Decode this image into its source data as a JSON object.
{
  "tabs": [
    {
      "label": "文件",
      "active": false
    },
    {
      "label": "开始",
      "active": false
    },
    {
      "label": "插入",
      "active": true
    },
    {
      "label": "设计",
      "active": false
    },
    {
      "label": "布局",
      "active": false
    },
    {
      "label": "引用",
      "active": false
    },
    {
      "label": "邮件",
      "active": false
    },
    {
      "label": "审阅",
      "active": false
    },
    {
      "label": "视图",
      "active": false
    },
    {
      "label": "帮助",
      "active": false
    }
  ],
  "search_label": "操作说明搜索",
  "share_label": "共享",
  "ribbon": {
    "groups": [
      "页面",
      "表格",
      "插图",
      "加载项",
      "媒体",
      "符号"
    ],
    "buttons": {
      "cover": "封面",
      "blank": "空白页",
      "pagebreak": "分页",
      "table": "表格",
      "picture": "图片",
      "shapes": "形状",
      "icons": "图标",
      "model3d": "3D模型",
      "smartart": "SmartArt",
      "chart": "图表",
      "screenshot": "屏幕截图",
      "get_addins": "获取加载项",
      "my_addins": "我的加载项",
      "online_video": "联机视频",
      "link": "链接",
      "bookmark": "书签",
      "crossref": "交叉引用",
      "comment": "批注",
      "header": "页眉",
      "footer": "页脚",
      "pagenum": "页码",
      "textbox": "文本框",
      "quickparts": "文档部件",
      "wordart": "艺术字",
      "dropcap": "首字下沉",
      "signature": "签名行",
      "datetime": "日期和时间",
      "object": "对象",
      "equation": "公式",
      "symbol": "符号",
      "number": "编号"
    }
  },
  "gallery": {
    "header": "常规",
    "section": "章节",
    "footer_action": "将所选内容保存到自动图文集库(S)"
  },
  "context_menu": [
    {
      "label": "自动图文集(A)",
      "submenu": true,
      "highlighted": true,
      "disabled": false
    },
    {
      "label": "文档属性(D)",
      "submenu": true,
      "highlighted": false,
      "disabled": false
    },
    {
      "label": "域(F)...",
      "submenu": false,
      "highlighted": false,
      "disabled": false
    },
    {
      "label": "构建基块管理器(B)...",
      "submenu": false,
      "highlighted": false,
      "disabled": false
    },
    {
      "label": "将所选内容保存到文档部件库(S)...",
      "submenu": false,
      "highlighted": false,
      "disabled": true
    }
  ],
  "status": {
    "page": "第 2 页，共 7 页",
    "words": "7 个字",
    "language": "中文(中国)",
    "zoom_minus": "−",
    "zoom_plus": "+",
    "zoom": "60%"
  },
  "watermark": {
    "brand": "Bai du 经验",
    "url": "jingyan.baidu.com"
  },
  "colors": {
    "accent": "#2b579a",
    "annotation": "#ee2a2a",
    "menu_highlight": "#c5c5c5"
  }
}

-.-.-

**Problem statement**
Extract all of the data above without altering anything.

**Output of the task**
Decode this image into its source data as a JSON object.
{
  "tabs": [
    {
      "label": "文件",
      "active": false
    },
    {
      "label": "开始",
      "active": false
    },
    {
      "label": "插入",
      "active": true
    },
    {
      "label": "设计",
      "active": false
    },
    {
      "label": "布局",
      "active": false
    },
    {
      "label": "引用",
      "active": false
    },
    {
      "label": "邮件",
      "active": false
    },
    {
      "label": "审阅",
      "active": false
    },
    {
      "label": "视图",
      "active": false
    },
    {
      "label": "帮助",
      "active": false
    }
  ],
  "search_label": "操作说明搜索",
  "share_label": "共享",
  "ribbon": {
    "groups": [
      "页面",
      "表格",
      "插图",
      "加载项",
      "媒体",
      "符号"
    ],
    "buttons": {
      "cover": "封面",
      "blank": "空白页",
      "pagebreak": "分页",
      "table": "表格",
      "picture": "图片",
      "shapes": "形状",
      "icons": "图标",
      "model3d": "3D模型",
      "smartart": "SmartArt",
      "chart": "图表",
      "screenshot": "屏幕截图",
      "get_addins": "获取加载项",
      "my_addins": "我的加载项",
      "online_video": "联机视频",
      "link": "链接",
      "bookmark": "书签",
      "crossref": "交叉引用",
      "comment": "批注",
      "header": "页眉",
      "footer": "页脚",
      "pagenum": "页码",
      "textbox": "文本框",
      "quickparts": "文档部件",
      "wordart": "艺术字",
      "dropcap": "首字下沉",
      "signature": "签名行",
      "datetime": "日期和时间",
      "object": "对象",
      "equation": "公式",
      "symbol": "符号",
      "number": "编号"
    }
  },
  "gallery": {
    "header": "常规",
    "section": "章节",
    "footer_action": "将所选内容保存到自动图文集库(S)"
  },
  "context_menu": [
    {
      "label": "自动图文集(A)",
      "submenu": true,
      "highlighted": true,
      "disabled": false
    },
    {
      "label": "文档属性(D)",
      "submenu": true,
      "highlighted": false,
      "disabled": false
    },
    {
      "label": "域(F)...",
      "submenu": false,
      "highlighted": false,
      "disabled": false
    },
    {
      "label": "构建基块管理器(B)...",
      "submenu": false,
      "highlighted": false,
      "disabled": false
    },
    {
      "label": "将所选内容保存到文档部件库(S)...",
      "submenu": false,
      "highlighted": false,
      "disabled": true
    }
  ],
  "status": {
    "page": "第 2 页，共 7 页",
    "words": "7 个字",
    "language": "中文(中国)",
    "zoom_minus": "−",
    "zoom_plus": "+",
    "zoom": "60%"
  },
  "watermark": {
    "brand": "Bai du 经验",
    "url": "jingyan.baidu.com"
  },
  "colors": {
    "accent": "#2b579a",
    "annotation": "#ee2a2a",
    "menu_highlight": "#c5c5c5"
  }
}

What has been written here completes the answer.